_Required work_
Find the lines holding the word "ffffff" and collect them.

_Given entries_
'''

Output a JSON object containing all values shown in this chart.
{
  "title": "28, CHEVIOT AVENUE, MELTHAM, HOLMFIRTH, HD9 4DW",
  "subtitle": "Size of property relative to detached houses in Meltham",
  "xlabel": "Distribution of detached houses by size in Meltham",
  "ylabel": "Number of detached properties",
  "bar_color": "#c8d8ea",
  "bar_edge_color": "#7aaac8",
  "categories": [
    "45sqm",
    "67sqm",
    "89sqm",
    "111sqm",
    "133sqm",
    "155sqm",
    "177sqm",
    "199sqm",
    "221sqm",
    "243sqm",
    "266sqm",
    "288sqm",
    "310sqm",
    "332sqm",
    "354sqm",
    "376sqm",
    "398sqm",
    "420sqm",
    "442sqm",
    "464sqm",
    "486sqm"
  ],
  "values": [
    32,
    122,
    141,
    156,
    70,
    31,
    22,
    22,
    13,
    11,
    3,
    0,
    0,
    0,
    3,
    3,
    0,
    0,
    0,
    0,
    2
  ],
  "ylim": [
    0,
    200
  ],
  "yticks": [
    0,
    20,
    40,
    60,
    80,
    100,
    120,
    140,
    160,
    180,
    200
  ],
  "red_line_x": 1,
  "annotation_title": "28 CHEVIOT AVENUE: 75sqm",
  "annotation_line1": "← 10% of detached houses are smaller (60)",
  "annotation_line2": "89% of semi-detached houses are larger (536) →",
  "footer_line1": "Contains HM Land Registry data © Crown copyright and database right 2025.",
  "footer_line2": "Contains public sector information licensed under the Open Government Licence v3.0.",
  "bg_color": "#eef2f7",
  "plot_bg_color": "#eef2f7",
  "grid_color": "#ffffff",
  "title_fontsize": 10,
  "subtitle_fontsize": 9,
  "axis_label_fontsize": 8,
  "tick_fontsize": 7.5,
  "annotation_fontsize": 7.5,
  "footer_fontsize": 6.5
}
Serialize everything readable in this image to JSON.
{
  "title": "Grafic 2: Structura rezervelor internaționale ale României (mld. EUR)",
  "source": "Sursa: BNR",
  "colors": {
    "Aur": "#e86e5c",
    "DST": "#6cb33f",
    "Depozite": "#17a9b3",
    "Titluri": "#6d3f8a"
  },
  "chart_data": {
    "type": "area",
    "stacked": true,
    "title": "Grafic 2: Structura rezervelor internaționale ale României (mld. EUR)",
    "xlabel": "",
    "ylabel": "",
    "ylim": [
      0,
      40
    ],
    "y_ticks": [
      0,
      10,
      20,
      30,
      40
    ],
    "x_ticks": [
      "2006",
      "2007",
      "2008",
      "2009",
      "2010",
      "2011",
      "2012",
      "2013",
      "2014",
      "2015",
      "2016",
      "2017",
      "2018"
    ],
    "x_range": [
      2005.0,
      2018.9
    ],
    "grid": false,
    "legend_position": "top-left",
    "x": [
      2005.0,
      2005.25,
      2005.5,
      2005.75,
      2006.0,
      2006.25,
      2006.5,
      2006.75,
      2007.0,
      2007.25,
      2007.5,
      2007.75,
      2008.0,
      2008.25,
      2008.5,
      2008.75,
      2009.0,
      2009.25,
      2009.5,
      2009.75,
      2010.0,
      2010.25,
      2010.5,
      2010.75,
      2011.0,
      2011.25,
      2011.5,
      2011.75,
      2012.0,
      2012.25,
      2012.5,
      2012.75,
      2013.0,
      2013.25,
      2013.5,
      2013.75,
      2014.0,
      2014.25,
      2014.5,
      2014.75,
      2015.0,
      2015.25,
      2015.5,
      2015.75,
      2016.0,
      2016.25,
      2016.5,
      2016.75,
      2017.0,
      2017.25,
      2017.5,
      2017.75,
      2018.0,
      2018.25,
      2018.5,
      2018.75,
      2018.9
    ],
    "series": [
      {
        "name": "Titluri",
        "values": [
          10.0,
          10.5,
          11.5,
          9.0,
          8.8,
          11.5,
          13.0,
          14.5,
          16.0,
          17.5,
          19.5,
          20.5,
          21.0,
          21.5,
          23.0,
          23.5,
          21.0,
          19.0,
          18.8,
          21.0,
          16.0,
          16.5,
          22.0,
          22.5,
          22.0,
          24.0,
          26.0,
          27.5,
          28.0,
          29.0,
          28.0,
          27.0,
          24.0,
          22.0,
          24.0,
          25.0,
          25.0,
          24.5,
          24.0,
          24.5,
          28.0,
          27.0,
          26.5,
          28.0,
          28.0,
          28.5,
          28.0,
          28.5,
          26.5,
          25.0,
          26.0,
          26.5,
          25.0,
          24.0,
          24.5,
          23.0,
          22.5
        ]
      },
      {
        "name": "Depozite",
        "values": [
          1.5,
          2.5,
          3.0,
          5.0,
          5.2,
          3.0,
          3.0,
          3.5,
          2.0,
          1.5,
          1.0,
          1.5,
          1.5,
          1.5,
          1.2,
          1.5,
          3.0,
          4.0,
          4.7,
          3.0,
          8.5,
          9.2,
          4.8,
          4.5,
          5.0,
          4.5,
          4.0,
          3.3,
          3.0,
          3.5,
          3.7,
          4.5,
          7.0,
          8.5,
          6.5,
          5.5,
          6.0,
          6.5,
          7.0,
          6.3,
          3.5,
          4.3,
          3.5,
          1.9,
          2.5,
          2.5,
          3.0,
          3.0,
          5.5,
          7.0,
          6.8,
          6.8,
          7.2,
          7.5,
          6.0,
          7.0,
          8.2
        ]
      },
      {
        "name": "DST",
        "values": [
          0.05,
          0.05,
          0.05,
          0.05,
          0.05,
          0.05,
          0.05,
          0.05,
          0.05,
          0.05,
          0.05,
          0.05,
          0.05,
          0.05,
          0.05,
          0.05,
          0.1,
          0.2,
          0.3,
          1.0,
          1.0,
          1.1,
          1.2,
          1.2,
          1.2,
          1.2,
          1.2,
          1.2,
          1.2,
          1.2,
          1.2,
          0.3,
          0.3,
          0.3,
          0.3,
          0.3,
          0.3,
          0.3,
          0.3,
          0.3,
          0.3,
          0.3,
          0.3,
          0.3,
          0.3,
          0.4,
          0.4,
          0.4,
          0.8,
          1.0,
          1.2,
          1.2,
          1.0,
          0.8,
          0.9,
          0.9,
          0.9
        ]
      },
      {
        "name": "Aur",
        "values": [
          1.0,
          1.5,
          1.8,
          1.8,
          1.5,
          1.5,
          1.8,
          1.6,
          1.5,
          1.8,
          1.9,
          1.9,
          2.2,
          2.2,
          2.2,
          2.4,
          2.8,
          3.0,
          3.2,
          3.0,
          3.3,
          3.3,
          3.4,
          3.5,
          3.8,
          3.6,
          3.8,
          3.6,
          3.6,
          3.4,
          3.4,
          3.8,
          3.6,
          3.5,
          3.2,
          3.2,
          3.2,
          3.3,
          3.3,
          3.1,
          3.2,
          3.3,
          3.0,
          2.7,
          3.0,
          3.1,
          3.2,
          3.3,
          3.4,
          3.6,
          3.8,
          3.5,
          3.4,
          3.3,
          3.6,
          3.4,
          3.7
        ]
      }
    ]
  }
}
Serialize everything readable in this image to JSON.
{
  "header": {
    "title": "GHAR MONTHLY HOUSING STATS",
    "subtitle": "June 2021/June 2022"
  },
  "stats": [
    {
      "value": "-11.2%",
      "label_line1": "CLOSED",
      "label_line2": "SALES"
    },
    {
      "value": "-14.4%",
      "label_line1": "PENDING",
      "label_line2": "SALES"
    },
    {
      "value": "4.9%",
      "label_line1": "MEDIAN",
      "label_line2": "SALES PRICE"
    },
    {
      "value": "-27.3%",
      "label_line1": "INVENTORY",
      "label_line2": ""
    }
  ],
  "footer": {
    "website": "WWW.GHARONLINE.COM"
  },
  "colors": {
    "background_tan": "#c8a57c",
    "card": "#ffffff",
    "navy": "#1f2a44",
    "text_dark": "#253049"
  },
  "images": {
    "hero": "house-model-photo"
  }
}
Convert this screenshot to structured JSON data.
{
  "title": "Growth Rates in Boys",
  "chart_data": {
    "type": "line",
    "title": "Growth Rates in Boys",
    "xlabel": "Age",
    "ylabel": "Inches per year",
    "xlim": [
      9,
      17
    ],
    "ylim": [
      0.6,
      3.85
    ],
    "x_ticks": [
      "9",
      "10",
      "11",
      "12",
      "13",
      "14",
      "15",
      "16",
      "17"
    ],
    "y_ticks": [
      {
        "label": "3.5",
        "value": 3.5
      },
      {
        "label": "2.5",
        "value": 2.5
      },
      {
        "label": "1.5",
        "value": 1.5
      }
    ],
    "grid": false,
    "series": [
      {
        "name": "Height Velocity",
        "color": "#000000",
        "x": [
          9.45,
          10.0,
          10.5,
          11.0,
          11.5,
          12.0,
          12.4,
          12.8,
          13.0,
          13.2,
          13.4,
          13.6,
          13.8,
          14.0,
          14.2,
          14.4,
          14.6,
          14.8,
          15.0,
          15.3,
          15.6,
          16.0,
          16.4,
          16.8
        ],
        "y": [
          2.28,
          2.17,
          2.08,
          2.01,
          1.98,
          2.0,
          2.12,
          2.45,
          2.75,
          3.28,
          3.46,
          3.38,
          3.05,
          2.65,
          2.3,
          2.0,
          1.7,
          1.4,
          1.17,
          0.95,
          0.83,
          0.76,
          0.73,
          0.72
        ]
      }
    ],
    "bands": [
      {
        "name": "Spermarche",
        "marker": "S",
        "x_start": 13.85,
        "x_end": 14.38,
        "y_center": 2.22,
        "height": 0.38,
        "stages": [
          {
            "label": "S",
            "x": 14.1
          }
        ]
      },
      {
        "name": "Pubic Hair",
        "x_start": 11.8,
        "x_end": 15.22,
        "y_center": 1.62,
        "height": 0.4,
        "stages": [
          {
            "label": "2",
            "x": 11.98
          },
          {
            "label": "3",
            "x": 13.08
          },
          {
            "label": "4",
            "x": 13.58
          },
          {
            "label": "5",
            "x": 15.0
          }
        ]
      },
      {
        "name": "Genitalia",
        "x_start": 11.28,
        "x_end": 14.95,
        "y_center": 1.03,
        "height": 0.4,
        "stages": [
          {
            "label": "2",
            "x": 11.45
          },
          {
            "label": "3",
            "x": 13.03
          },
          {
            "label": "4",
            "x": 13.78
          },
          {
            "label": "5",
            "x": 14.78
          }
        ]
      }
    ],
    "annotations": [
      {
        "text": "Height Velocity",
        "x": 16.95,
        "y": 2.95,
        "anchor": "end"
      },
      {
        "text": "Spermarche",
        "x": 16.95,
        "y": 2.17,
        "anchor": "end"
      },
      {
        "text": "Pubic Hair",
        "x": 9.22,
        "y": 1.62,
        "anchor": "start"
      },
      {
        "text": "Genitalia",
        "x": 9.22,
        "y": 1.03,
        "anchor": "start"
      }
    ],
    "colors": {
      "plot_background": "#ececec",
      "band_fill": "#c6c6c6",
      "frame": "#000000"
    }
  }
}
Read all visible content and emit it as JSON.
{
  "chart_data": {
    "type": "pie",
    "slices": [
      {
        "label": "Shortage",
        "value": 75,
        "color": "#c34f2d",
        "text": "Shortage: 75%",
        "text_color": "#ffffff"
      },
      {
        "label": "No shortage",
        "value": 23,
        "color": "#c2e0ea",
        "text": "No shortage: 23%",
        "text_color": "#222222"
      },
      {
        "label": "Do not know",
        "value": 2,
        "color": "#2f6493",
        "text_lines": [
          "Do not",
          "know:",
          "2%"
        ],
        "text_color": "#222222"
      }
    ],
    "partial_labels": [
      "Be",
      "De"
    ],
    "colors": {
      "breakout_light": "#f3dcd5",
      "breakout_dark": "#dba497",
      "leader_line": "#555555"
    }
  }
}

'''

_The reply_
  "grid_color": "#ffffff",
    "card": "#ffffff",
        "text_color": "#ffffff"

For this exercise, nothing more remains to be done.